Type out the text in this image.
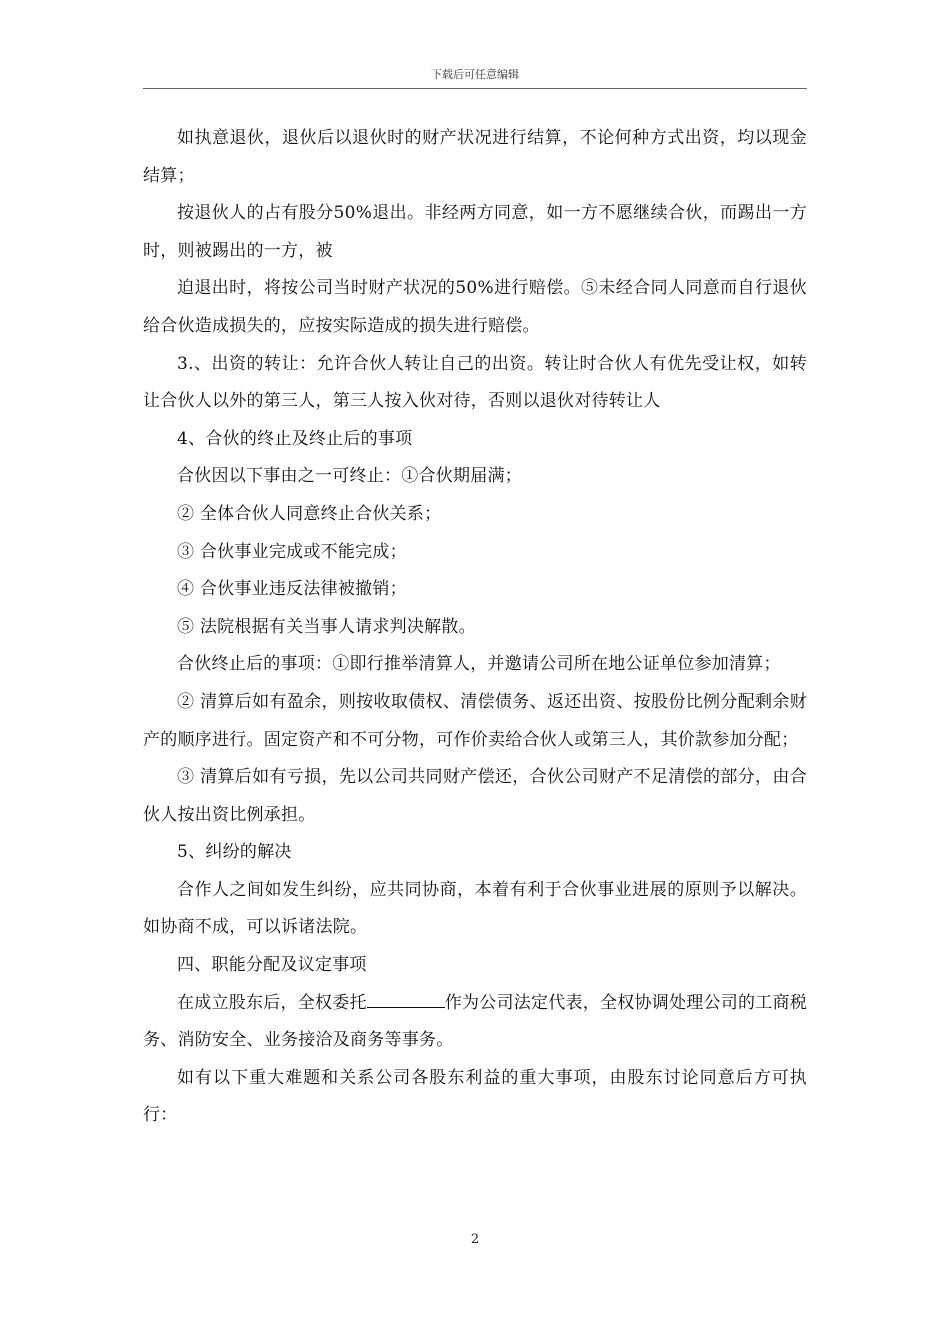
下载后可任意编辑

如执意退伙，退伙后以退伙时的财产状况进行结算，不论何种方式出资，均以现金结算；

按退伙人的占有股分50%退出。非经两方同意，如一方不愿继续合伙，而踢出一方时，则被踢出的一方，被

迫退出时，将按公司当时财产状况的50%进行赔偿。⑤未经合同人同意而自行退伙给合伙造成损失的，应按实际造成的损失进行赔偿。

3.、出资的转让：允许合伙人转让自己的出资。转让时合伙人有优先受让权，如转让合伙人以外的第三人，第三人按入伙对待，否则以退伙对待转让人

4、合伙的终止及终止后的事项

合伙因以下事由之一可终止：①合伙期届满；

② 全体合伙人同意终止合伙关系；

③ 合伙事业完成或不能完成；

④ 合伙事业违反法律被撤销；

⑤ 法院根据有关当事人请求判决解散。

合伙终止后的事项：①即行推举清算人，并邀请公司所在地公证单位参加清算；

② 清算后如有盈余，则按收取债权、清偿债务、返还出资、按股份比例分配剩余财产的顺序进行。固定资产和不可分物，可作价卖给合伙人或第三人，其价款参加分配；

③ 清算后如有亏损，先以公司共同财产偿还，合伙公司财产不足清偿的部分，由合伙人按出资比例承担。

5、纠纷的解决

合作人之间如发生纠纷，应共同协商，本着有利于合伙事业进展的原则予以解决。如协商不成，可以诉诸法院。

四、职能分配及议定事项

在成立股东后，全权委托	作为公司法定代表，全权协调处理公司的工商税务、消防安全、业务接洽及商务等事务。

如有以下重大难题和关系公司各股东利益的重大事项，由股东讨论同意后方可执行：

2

###

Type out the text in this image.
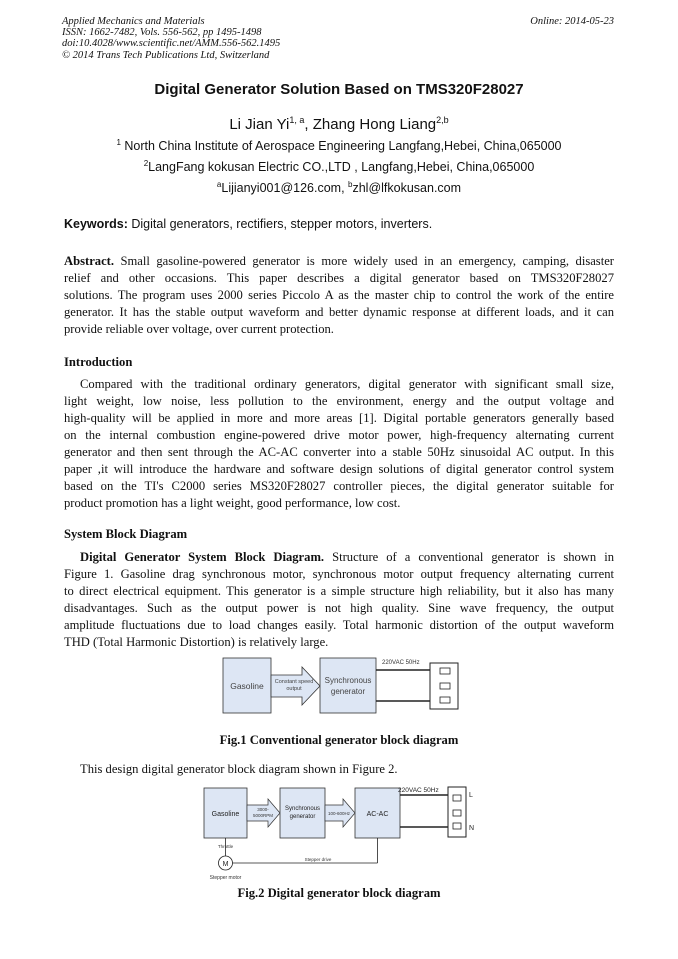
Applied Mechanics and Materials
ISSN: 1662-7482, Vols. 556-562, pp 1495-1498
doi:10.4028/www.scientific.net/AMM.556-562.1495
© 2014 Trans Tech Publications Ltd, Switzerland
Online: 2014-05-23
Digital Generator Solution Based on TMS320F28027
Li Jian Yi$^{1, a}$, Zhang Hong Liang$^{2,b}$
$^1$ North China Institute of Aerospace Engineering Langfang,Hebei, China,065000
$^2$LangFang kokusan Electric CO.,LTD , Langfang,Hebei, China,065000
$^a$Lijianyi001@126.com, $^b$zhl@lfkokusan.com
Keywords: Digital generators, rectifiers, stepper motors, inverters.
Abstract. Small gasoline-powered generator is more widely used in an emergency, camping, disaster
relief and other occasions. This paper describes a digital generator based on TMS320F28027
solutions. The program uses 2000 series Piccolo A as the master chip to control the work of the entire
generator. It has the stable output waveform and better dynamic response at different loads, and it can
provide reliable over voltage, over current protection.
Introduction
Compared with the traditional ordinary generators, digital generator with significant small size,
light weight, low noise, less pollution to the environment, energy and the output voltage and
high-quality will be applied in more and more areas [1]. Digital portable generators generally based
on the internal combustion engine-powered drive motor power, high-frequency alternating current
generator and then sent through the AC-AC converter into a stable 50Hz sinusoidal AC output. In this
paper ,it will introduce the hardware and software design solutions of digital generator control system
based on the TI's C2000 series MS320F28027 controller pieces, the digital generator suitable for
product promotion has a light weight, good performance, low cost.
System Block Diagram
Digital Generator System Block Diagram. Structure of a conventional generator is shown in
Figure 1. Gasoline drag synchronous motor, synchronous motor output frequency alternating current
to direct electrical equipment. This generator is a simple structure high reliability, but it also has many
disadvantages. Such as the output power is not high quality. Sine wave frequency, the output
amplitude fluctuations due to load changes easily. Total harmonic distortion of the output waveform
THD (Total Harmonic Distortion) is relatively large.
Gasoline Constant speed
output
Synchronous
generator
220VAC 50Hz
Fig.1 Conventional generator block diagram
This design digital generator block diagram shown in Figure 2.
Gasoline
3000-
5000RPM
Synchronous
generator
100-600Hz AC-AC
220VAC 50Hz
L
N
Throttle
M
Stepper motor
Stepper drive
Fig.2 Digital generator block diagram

###

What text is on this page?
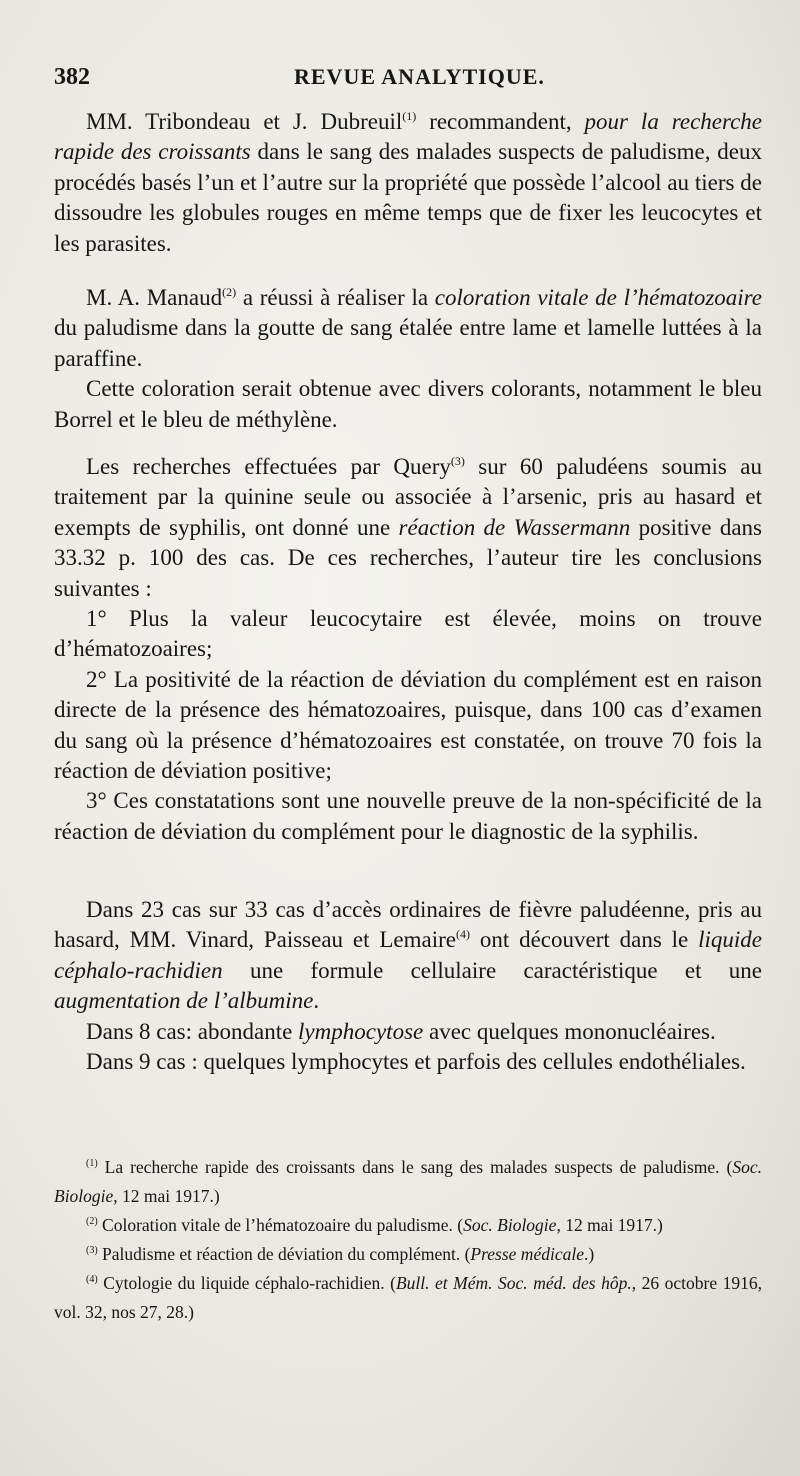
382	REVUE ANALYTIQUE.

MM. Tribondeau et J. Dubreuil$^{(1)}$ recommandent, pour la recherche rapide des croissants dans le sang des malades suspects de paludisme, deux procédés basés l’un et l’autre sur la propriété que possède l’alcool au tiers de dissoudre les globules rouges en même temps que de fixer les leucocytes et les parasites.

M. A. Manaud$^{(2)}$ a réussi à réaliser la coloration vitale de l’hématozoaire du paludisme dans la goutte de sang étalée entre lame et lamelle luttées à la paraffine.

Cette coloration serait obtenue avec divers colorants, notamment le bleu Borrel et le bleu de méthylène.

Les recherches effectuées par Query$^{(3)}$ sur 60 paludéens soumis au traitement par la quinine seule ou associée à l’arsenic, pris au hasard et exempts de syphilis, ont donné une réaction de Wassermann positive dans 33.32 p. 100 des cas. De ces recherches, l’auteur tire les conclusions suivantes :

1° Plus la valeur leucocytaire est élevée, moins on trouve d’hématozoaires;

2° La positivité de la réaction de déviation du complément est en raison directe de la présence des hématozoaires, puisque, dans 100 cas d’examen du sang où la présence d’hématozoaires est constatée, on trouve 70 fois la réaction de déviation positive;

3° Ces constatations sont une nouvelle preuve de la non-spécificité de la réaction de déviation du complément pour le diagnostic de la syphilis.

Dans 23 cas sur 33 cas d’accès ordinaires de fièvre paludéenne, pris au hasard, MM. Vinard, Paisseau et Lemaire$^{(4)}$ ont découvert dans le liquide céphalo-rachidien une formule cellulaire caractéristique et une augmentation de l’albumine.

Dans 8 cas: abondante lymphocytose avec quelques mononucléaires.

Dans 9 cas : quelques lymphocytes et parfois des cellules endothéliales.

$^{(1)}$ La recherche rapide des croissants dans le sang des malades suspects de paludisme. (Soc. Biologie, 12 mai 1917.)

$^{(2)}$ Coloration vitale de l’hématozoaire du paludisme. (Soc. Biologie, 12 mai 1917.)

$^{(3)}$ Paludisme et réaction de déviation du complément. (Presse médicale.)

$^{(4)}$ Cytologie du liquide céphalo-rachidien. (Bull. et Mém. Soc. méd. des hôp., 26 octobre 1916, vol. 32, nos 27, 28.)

###

[Exercise description] Going through the records above, state how many lines carry "weight", with no other text.

[Expected output] 2